STATED TASK – Look through the records below, count the lines with the word "рабочих", and reply with only the number.

ROWS –

* start *

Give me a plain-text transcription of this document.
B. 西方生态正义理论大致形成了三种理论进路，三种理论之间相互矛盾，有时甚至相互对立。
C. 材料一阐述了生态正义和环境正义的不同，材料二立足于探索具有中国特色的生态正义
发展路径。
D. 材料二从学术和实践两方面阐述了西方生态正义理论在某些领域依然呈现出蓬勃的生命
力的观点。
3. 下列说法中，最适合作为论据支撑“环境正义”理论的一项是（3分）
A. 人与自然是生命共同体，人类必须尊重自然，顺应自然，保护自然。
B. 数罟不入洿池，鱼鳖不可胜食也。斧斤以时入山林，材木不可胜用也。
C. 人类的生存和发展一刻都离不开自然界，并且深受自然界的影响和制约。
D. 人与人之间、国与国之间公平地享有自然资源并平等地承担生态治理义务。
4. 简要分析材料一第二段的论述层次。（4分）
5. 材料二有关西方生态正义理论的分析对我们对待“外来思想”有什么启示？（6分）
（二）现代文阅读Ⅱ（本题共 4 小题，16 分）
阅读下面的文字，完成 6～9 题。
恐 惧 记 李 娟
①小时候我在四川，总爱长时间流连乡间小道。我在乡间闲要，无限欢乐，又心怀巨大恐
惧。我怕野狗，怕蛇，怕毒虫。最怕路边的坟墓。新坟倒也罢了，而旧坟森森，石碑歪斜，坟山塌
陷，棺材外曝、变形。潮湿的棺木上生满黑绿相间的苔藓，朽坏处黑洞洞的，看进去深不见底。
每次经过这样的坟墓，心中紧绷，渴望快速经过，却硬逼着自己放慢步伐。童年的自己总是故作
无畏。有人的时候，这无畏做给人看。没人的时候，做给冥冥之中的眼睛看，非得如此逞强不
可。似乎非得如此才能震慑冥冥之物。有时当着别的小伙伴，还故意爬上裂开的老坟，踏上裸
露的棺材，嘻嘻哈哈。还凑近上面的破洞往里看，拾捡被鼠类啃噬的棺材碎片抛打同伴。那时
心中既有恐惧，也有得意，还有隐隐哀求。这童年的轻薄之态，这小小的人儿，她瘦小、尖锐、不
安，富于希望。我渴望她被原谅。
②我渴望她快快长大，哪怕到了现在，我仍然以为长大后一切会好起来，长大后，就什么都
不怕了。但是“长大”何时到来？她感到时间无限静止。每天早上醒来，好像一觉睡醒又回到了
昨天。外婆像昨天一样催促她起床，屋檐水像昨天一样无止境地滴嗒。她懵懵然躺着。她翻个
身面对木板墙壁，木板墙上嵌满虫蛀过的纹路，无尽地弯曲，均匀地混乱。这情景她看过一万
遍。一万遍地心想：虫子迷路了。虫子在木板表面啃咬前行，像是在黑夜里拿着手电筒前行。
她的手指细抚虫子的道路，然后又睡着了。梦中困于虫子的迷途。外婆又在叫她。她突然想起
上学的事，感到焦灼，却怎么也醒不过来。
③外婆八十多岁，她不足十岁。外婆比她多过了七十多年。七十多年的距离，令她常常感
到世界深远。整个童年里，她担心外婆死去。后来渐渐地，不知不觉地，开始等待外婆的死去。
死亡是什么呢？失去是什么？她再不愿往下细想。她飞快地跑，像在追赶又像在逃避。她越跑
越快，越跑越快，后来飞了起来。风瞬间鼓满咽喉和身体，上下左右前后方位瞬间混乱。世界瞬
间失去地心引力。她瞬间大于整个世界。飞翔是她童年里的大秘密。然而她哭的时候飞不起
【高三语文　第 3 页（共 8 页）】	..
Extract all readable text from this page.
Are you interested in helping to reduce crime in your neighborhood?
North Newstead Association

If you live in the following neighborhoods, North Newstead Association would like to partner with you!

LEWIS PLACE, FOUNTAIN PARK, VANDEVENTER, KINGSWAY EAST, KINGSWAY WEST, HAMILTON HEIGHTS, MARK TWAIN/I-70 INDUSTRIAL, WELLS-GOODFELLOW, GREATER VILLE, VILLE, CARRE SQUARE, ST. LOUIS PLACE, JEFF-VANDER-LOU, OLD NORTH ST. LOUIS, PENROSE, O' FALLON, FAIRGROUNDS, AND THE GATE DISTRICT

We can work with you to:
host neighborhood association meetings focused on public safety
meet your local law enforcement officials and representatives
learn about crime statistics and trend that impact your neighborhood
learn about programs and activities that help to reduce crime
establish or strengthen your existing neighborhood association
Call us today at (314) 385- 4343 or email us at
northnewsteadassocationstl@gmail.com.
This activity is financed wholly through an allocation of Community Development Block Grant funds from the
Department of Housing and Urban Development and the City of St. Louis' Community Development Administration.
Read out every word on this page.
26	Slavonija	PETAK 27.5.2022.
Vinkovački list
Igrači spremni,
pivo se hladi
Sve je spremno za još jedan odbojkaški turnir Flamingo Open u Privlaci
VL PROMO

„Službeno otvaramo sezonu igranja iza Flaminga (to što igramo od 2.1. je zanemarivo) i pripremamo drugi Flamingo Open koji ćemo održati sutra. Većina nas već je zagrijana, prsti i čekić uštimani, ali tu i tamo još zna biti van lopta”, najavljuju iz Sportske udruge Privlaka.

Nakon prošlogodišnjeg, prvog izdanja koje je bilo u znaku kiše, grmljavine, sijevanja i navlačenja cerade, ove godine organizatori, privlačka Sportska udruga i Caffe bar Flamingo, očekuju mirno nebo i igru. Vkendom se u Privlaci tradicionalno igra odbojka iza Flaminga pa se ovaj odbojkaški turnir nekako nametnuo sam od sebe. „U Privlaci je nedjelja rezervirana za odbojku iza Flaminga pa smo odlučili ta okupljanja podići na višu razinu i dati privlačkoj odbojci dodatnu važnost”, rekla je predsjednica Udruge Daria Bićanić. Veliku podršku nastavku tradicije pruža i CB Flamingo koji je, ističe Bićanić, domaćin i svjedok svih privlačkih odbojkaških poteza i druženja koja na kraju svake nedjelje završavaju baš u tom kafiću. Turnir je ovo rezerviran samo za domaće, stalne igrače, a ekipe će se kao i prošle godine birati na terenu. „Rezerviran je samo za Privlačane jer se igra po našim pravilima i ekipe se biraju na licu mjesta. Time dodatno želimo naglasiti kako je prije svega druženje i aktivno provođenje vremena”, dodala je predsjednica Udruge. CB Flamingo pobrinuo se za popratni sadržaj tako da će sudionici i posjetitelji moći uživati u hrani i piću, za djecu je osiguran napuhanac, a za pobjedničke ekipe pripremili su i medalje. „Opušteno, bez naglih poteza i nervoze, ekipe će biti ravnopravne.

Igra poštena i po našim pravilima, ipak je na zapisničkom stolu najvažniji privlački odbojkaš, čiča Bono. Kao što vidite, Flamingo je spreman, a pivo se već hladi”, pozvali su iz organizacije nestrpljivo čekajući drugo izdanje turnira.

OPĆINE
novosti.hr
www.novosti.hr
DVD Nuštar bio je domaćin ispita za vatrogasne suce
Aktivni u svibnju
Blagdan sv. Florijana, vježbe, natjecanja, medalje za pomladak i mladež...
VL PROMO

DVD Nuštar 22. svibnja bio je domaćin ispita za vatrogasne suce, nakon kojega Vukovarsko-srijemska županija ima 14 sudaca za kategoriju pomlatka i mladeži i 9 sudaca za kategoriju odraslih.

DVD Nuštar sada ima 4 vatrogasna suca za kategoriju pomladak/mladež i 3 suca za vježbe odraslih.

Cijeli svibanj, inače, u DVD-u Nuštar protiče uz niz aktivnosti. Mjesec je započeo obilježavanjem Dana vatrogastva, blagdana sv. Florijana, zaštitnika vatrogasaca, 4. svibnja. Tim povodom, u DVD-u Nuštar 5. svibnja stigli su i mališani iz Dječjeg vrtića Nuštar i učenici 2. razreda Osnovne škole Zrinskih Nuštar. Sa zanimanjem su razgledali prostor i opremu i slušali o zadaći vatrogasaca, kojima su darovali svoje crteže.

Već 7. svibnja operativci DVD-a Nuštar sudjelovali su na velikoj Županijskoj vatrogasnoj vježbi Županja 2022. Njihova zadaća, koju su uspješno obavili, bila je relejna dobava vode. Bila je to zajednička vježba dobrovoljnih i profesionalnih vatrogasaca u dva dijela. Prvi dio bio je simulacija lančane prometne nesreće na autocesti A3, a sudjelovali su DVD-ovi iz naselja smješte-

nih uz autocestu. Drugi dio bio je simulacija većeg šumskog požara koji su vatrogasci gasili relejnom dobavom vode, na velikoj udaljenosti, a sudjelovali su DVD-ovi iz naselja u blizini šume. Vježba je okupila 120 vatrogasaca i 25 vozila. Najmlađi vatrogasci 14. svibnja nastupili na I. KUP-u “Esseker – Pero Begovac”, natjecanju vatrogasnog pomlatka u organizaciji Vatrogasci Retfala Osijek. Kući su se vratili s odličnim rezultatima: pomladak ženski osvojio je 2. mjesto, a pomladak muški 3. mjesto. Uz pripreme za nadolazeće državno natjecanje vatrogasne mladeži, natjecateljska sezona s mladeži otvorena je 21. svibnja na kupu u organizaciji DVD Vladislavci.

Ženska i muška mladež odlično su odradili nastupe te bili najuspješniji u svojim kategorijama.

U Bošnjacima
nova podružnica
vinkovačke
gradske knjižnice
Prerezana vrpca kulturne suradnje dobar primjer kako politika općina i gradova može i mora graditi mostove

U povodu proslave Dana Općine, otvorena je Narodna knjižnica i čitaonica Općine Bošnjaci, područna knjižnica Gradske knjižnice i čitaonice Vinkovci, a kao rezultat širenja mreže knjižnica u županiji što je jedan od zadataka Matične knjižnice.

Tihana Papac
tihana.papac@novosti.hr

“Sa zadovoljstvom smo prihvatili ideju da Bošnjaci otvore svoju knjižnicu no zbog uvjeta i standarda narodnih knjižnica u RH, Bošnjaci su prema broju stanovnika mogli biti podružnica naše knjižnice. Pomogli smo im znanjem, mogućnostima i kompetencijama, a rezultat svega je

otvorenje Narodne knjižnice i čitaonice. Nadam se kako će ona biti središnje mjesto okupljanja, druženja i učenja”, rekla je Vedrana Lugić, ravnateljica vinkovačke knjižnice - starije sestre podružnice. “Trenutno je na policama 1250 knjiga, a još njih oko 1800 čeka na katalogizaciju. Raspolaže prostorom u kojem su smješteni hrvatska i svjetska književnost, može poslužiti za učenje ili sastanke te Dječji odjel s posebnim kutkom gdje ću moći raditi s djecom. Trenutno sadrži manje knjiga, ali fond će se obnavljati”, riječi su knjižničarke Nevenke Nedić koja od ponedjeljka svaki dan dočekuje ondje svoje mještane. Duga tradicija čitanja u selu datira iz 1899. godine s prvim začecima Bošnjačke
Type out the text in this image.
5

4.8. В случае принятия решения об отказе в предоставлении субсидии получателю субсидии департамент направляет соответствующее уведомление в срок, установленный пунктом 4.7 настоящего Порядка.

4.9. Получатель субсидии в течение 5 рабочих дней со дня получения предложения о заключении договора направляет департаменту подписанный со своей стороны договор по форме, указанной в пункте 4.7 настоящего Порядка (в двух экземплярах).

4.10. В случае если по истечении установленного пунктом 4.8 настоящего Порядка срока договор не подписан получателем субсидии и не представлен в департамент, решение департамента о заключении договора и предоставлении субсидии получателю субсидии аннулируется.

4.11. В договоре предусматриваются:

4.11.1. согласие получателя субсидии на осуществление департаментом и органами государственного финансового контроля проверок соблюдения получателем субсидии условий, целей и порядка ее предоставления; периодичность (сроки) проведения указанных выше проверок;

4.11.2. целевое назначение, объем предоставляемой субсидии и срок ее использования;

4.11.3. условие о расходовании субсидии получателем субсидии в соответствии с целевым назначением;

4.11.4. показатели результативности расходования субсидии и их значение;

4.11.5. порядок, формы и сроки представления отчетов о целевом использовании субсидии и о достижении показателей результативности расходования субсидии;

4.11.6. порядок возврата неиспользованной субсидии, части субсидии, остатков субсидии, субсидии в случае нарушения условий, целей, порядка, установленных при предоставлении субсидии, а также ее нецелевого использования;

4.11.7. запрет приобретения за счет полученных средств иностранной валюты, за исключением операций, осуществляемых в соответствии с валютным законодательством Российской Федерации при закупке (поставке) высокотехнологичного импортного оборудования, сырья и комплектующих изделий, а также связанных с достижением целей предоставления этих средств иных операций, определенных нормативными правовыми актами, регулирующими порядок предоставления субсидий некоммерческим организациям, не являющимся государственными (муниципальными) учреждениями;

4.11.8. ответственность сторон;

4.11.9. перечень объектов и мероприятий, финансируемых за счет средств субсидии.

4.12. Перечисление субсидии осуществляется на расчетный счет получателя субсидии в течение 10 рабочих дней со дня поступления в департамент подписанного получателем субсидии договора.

* end *

FULL ANSWER – 2